▶ SET TASK
Keep only the lines of the listing that include the word "Aubrey", and copy them.

### ENTRIES ###

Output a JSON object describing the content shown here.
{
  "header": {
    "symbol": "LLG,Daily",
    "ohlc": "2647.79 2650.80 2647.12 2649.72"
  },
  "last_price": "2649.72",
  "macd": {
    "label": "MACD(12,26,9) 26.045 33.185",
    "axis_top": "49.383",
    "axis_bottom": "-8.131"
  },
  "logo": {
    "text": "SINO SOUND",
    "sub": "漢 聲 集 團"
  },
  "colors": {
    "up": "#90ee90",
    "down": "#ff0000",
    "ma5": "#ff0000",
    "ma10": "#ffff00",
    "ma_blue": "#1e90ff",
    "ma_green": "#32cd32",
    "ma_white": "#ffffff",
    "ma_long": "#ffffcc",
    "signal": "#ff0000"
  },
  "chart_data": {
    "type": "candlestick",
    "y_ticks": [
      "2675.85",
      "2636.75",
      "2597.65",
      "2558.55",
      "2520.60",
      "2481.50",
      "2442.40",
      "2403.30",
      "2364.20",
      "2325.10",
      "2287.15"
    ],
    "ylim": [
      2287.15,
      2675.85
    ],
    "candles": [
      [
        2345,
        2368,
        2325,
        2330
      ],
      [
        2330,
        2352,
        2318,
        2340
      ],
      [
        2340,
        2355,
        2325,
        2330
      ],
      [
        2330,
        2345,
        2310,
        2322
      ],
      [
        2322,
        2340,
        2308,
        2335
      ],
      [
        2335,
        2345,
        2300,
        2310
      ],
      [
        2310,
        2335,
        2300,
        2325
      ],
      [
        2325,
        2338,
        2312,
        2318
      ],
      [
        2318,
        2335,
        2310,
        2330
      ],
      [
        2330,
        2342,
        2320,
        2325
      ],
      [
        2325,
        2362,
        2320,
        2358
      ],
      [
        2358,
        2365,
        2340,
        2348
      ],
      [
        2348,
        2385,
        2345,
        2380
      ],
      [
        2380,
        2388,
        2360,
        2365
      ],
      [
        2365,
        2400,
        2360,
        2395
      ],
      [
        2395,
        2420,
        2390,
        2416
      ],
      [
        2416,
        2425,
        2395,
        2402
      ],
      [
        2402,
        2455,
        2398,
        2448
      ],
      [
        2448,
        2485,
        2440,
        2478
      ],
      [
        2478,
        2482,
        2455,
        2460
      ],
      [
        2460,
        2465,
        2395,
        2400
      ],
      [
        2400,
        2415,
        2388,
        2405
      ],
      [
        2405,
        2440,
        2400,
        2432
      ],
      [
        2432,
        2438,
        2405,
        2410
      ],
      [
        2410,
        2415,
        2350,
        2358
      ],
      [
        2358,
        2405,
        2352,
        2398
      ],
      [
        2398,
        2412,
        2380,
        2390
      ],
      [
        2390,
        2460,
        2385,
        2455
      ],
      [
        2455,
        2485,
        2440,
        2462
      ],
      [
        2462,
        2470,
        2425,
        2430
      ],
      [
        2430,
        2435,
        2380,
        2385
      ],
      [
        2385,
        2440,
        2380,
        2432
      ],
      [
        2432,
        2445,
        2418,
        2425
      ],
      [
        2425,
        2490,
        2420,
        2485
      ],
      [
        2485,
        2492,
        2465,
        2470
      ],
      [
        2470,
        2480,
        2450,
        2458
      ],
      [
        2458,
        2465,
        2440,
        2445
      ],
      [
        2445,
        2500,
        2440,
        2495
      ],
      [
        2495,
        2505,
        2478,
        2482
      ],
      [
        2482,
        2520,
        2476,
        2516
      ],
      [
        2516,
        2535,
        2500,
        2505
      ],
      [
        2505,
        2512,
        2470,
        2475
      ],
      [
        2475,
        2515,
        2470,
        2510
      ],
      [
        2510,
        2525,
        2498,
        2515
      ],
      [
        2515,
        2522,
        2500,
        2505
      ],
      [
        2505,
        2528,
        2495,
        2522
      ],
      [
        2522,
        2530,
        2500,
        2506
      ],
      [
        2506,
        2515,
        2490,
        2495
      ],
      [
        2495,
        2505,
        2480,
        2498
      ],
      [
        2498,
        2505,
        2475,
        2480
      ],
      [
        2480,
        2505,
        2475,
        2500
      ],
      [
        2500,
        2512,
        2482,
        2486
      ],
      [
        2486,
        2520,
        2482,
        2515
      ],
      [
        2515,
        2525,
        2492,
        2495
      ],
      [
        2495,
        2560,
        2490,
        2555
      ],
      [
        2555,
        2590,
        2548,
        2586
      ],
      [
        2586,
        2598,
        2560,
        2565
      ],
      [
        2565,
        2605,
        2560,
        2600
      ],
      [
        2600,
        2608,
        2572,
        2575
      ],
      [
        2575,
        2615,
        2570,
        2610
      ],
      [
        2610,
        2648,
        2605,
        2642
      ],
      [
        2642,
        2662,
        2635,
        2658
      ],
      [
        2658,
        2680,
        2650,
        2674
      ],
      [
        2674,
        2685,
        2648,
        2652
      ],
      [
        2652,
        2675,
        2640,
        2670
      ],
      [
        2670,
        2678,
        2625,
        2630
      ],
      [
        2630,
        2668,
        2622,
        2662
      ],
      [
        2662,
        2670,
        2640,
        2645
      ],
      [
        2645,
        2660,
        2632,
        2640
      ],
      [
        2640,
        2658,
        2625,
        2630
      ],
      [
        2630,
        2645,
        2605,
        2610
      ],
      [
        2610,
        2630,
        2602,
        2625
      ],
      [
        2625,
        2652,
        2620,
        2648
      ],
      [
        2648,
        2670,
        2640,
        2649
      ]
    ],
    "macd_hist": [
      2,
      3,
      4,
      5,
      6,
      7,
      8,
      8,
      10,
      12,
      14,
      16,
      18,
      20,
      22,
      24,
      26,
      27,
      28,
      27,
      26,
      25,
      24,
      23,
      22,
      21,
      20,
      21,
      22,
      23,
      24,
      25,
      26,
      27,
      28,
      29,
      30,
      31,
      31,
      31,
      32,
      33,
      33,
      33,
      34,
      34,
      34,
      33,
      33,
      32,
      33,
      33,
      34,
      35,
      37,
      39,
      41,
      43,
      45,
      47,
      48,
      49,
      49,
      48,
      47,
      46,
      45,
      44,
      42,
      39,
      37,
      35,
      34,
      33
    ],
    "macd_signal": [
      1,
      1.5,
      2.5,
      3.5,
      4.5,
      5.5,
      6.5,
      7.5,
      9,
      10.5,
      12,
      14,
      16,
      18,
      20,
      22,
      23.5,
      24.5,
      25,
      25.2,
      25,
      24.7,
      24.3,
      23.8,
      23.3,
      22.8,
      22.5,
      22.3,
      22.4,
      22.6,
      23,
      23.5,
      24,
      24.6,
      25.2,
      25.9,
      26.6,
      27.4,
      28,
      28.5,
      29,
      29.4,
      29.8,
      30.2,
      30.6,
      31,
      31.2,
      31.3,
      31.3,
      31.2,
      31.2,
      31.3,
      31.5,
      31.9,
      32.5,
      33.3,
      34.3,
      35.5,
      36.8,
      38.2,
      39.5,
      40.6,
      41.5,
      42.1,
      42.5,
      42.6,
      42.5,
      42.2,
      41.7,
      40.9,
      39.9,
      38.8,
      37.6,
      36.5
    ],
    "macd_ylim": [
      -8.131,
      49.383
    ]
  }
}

###
### ENTRIES ###

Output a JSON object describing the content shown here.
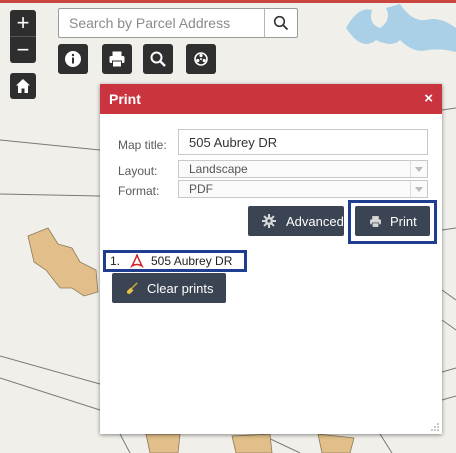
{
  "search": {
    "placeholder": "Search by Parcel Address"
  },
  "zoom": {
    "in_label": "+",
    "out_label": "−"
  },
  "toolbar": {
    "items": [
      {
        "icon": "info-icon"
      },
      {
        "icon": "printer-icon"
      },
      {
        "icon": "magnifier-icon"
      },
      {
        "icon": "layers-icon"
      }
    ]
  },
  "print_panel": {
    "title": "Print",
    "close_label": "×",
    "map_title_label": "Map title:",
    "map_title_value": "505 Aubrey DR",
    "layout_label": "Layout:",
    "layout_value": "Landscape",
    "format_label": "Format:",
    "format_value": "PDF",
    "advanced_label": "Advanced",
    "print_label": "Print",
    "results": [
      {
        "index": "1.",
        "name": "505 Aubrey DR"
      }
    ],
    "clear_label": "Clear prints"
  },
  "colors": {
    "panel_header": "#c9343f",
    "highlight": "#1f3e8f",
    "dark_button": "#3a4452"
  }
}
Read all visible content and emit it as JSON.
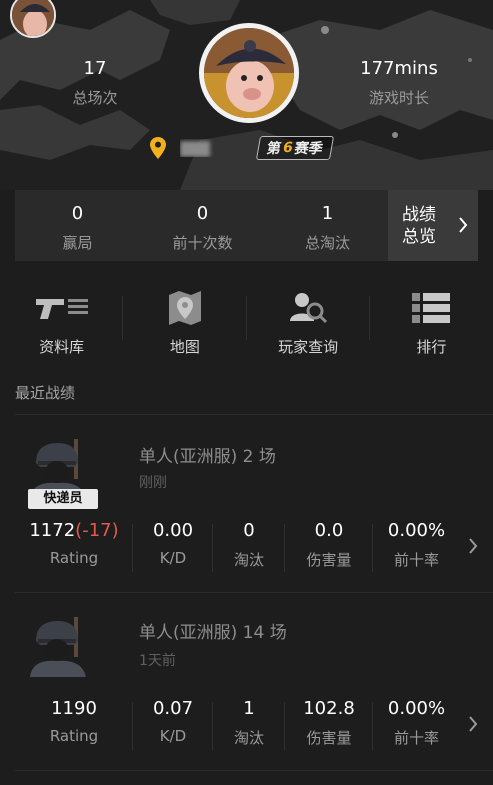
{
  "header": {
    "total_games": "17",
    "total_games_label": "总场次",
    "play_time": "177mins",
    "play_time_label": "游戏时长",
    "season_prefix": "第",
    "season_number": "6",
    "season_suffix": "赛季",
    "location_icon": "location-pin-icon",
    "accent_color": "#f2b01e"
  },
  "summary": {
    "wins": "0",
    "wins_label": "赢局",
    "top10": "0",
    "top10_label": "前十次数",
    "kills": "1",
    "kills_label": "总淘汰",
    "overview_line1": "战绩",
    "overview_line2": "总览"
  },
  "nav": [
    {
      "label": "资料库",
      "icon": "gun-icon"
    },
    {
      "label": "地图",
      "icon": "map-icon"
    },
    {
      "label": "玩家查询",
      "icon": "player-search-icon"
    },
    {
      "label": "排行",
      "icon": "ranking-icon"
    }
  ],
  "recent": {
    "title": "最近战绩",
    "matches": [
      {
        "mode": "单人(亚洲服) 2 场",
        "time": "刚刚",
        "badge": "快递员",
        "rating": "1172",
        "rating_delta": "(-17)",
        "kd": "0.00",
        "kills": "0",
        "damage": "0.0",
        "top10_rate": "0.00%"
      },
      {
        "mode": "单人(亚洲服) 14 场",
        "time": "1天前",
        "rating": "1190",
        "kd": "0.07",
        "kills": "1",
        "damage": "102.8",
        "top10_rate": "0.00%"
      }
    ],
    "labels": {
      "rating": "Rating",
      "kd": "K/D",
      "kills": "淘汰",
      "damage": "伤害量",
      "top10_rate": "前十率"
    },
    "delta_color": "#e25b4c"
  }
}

###
### ENTRIES ###

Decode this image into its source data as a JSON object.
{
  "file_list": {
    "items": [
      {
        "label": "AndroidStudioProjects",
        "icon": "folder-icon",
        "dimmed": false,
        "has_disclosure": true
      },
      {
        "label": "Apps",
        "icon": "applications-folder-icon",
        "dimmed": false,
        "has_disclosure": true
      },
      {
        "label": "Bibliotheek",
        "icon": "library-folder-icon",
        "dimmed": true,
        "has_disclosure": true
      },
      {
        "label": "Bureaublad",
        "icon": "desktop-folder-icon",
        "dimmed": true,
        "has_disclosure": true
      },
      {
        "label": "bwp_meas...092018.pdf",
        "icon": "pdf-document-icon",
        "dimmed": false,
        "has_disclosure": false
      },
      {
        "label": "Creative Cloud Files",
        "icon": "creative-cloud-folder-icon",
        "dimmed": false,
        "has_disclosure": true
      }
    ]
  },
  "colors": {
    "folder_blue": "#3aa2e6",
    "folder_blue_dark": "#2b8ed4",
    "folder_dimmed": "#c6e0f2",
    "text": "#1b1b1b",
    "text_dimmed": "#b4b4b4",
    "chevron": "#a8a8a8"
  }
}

###

▶ SOLUTION TO THE EXERCISE
    "map_title_value": "505 Aubrey DR",
        "name": "505 Aubrey DR"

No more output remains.